Task objective:
Quote the whole listing word for word, please.

[Begin Records for this task]

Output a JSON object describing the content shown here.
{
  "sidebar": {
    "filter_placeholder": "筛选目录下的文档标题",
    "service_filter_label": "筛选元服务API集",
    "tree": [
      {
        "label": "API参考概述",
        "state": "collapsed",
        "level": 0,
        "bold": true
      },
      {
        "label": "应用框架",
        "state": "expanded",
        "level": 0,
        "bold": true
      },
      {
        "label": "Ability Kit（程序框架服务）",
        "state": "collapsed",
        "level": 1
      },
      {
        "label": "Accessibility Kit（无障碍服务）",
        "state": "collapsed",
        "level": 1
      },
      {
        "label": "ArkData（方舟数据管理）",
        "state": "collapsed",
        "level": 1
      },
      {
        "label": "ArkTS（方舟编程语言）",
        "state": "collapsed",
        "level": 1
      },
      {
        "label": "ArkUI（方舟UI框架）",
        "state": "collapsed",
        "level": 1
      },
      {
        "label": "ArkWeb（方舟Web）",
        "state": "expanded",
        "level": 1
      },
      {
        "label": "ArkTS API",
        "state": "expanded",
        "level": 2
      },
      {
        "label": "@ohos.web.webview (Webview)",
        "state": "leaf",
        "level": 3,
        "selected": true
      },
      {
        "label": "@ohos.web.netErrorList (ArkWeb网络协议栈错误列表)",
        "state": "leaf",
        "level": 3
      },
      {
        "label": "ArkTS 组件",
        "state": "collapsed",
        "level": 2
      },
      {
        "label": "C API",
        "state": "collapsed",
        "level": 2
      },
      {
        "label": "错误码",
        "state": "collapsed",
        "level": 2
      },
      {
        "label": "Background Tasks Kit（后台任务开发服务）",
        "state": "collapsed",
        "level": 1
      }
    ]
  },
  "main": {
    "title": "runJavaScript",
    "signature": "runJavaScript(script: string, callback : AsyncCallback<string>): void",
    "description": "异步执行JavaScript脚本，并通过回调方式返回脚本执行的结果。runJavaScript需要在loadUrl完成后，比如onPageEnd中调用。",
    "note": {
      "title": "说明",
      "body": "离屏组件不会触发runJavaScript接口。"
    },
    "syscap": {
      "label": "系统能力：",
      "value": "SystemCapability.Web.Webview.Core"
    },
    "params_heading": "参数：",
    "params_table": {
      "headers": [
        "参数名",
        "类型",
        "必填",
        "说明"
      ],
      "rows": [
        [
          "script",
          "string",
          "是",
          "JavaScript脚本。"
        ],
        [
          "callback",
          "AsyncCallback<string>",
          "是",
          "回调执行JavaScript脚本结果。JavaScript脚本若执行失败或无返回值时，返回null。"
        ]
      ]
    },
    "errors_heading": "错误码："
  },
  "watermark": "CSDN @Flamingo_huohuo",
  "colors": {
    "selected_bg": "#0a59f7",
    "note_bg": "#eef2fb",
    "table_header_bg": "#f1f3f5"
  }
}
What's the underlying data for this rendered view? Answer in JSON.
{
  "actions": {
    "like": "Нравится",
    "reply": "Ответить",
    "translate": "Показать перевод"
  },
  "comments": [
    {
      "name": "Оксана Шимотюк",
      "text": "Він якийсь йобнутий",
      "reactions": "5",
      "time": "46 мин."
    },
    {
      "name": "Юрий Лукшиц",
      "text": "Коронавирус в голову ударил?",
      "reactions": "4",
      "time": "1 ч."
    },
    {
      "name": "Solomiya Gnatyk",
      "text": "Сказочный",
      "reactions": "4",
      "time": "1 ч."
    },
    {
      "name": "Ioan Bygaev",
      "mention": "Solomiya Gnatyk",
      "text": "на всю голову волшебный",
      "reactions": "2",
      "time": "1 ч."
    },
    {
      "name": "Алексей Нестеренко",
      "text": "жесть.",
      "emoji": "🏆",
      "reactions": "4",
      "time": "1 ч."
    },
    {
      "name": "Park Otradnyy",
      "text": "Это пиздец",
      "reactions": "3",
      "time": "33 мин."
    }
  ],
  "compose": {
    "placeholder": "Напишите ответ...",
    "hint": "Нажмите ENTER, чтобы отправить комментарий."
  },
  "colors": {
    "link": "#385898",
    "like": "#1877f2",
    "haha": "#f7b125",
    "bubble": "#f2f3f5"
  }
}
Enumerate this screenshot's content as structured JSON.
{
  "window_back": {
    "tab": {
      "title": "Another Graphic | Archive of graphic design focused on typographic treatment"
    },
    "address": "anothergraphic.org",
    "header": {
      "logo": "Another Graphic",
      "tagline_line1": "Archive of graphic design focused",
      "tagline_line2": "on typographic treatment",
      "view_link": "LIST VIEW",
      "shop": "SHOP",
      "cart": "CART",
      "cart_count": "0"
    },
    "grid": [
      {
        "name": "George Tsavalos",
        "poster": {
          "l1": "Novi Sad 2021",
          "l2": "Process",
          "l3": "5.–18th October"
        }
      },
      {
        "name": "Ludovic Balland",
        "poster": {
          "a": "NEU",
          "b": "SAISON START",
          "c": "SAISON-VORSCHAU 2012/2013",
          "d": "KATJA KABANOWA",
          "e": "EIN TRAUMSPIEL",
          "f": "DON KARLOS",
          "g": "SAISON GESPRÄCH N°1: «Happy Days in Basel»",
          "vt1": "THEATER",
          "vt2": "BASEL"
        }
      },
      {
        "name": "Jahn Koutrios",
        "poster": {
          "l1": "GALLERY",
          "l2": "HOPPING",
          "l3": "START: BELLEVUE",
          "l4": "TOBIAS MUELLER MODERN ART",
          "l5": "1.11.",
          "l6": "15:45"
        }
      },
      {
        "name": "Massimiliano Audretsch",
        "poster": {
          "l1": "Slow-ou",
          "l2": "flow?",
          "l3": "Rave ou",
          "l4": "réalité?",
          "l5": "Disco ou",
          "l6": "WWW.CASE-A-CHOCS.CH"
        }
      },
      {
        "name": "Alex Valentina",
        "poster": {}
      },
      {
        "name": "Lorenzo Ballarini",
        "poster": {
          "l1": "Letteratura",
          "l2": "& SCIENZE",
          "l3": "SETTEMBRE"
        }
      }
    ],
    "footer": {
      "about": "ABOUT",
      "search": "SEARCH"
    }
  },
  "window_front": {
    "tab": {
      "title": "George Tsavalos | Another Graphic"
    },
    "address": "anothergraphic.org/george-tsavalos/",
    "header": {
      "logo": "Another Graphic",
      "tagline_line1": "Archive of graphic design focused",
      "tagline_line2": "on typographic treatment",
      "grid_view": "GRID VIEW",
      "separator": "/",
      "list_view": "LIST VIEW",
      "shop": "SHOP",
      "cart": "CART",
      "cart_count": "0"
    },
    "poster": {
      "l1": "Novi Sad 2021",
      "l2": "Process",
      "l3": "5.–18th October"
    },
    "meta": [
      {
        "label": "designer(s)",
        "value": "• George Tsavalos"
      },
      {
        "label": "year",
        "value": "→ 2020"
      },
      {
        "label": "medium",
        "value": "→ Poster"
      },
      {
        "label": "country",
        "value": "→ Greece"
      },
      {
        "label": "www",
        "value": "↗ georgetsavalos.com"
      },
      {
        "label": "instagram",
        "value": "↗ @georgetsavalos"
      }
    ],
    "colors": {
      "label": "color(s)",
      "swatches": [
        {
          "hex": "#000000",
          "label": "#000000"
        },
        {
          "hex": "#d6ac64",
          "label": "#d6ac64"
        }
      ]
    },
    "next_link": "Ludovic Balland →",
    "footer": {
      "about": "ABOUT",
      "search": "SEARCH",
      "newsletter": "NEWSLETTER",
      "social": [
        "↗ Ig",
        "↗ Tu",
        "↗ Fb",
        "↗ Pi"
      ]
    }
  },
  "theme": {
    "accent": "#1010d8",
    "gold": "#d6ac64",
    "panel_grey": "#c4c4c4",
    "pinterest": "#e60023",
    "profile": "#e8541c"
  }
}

[End Records for this task]

Task response:
Output a JSON object describing the content shown here.
{
  "sidebar": {
    "filter_placeholder": "筛选目录下的文档标题",
    "service_filter_label": "筛选元服务API集",
    "tree": [
      {
        "label": "API参考概述",
        "state": "collapsed",
        "level": 0,
        "bold": true
      },
      {
        "label": "应用框架",
        "state": "expanded",
        "level": 0,
        "bold": true
      },
      {
        "label": "Ability Kit（程序框架服务）",
        "state": "collapsed",
        "level": 1
      },
      {
        "label": "Accessibility Kit（无障碍服务）",
        "state": "collapsed",
        "level": 1
      },
      {
        "label": "ArkData（方舟数据管理）",
        "state": "collapsed",
        "level": 1
      },
      {
        "label": "ArkTS（方舟编程语言）",
        "state": "collapsed",
        "level": 1
      },
      {
        "label": "ArkUI（方舟UI框架）",
        "state": "collapsed",
        "level": 1
      },
      {
        "label": "ArkWeb（方舟Web）",
        "state": "expanded",
        "level": 1
      },
      {
        "label": "ArkTS API",
        "state": "expanded",
        "level": 2
      },
      {
        "label": "@ohos.web.webview (Webview)",
        "state": "leaf",
        "level": 3,
        "selected": true
      },
      {
        "label": "@ohos.web.netErrorList (ArkWeb网络协议栈错误列表)",
        "state": "leaf",
        "level": 3
      },
      {
        "label": "ArkTS 组件",
        "state": "collapsed",
        "level": 2
      },
      {
        "label": "C API",
        "state": "collapsed",
        "level": 2
      },
      {
        "label": "错误码",
        "state": "collapsed",
        "level": 2
      },
      {
        "label": "Background Tasks Kit（后台任务开发服务）",
        "state": "collapsed",
        "level": 1
      }
    ]
  },
  "main": {
    "title": "runJavaScript",
    "signature": "runJavaScript(script: string, callback : AsyncCallback<string>): void",
    "description": "异步执行JavaScript脚本，并通过回调方式返回脚本执行的结果。runJavaScript需要在loadUrl完成后，比如onPageEnd中调用。",
    "note": {
      "title": "说明",
      "body": "离屏组件不会触发runJavaScript接口。"
    },
    "syscap": {
      "label": "系统能力：",
      "value": "SystemCapability.Web.Webview.Core"
    },
    "params_heading": "参数：",
    "params_table": {
      "headers": [
        "参数名",
        "类型",
        "必填",
        "说明"
      ],
      "rows": [
        [
          "script",
          "string",
          "是",
          "JavaScript脚本。"
        ],
        [
          "callback",
          "AsyncCallback<string>",
          "是",
          "回调执行JavaScript脚本结果。JavaScript脚本若执行失败或无返回值时，返回null。"
        ]
      ]
    },
    "errors_heading": "错误码："
  },
  "watermark": "CSDN @Flamingo_huohuo",
  "colors": {
    "selected_bg": "#0a59f7",
    "note_bg": "#eef2fb",
    "table_header_bg": "#f1f3f5"
  }
}
What's the underlying data for this rendered view? Answer in JSON.
{
  "actions": {
    "like": "Нравится",
    "reply": "Ответить",
    "translate": "Показать перевод"
  },
  "comments": [
    {
      "name": "Оксана Шимотюк",
      "text": "Він якийсь йобнутий",
      "reactions": "5",
      "time": "46 мин."
    },
    {
      "name": "Юрий Лукшиц",
      "text": "Коронавирус в голову ударил?",
      "reactions": "4",
      "time": "1 ч."
    },
    {
      "name": "Solomiya Gnatyk",
      "text": "Сказочный",
      "reactions": "4",
      "time": "1 ч."
    },
    {
      "name": "Ioan Bygaev",
      "mention": "Solomiya Gnatyk",
      "text": "на всю голову волшебный",
      "reactions": "2",
      "time": "1 ч."
    },
    {
      "name": "Алексей Нестеренко",
      "text": "жесть.",
      "emoji": "🏆",
      "reactions": "4",
      "time": "1 ч."
    },
    {
      "name": "Park Otradnyy",
      "text": "Это пиздец",
      "reactions": "3",
      "time": "33 мин."
    }
  ],
  "compose": {
    "placeholder": "Напишите ответ...",
    "hint": "Нажмите ENTER, чтобы отправить комментарий."
  },
  "colors": {
    "link": "#385898",
    "like": "#1877f2",
    "haha": "#f7b125",
    "bubble": "#f2f3f5"
  }
}
Enumerate this screenshot's content as structured JSON.
{
  "window_back": {
    "tab": {
      "title": "Another Graphic | Archive of graphic design focused on typographic treatment"
    },
    "address": "anothergraphic.org",
    "header": {
      "logo": "Another Graphic",
      "tagline_line1": "Archive of graphic design focused",
      "tagline_line2": "on typographic treatment",
      "view_link": "LIST VIEW",
      "shop": "SHOP",
      "cart": "CART",
      "cart_count": "0"
    },
    "grid": [
      {
        "name": "George Tsavalos",
        "poster": {
          "l1": "Novi Sad 2021",
          "l2": "Process",
          "l3": "5.–18th October"
        }
      },
      {
        "name": "Ludovic Balland",
        "poster": {
          "a": "NEU",
          "b": "SAISON START",
          "c": "SAISON-VORSCHAU 2012/2013",
          "d": "KATJA KABANOWA",
          "e": "EIN TRAUMSPIEL",
          "f": "DON KARLOS",
          "g": "SAISON GESPRÄCH N°1: «Happy Days in Basel»",
          "vt1": "THEATER",
          "vt2": "BASEL"
        }
      },
      {
        "name": "Jahn Koutrios",
        "poster": {
          "l1": "GALLERY",
          "l2": "HOPPING",
          "l3": "START: BELLEVUE",
          "l4": "TOBIAS MUELLER MODERN ART",
          "l5": "1.11.",
          "l6": "15:45"
        }
      },
      {
        "name": "Massimiliano Audretsch",
        "poster": {
          "l1": "Slow-ou",
          "l2": "flow?",
          "l3": "Rave ou",
          "l4": "réalité?",
          "l5": "Disco ou",
          "l6": "WWW.CASE-A-CHOCS.CH"
        }
      },
      {
        "name": "Alex Valentina",
        "poster": {}
      },
      {
        "name": "Lorenzo Ballarini",
        "poster": {
          "l1": "Letteratura",
          "l2": "& SCIENZE",
          "l3": "SETTEMBRE"
        }
      }
    ],
    "footer": {
      "about": "ABOUT",
      "search": "SEARCH"
    }
  },
  "window_front": {
    "tab": {
      "title": "George Tsavalos | Another Graphic"
    },
    "address": "anothergraphic.org/george-tsavalos/",
    "header": {
      "logo": "Another Graphic",
      "tagline_line1": "Archive of graphic design focused",
      "tagline_line2": "on typographic treatment",
      "grid_view": "GRID VIEW",
      "separator": "/",
      "list_view": "LIST VIEW",
      "shop": "SHOP",
      "cart": "CART",
      "cart_count": "0"
    },
    "poster": {
      "l1": "Novi Sad 2021",
      "l2": "Process",
      "l3": "5.–18th October"
    },
    "meta": [
      {
        "label": "designer(s)",
        "value": "• George Tsavalos"
      },
      {
        "label": "year",
        "value": "→ 2020"
      },
      {
        "label": "medium",
        "value": "→ Poster"
      },
      {
        "label": "country",
        "value": "→ Greece"
      },
      {
        "label": "www",
        "value": "↗ georgetsavalos.com"
      },
      {
        "label": "instagram",
        "value": "↗ @georgetsavalos"
      }
    ],
    "colors": {
      "label": "color(s)",
      "swatches": [
        {
          "hex": "#000000",
          "label": "#000000"
        },
        {
          "hex": "#d6ac64",
          "label": "#d6ac64"
        }
      ]
    },
    "next_link": "Ludovic Balland →",
    "footer": {
      "about": "ABOUT",
      "search": "SEARCH",
      "newsletter": "NEWSLETTER",
      "social": [
        "↗ Ig",
        "↗ Tu",
        "↗ Fb",
        "↗ Pi"
      ]
    }
  },
  "theme": {
    "accent": "#1010d8",
    "gold": "#d6ac64",
    "panel_grey": "#c4c4c4",
    "pinterest": "#e60023",
    "profile": "#e8541c"
  }
}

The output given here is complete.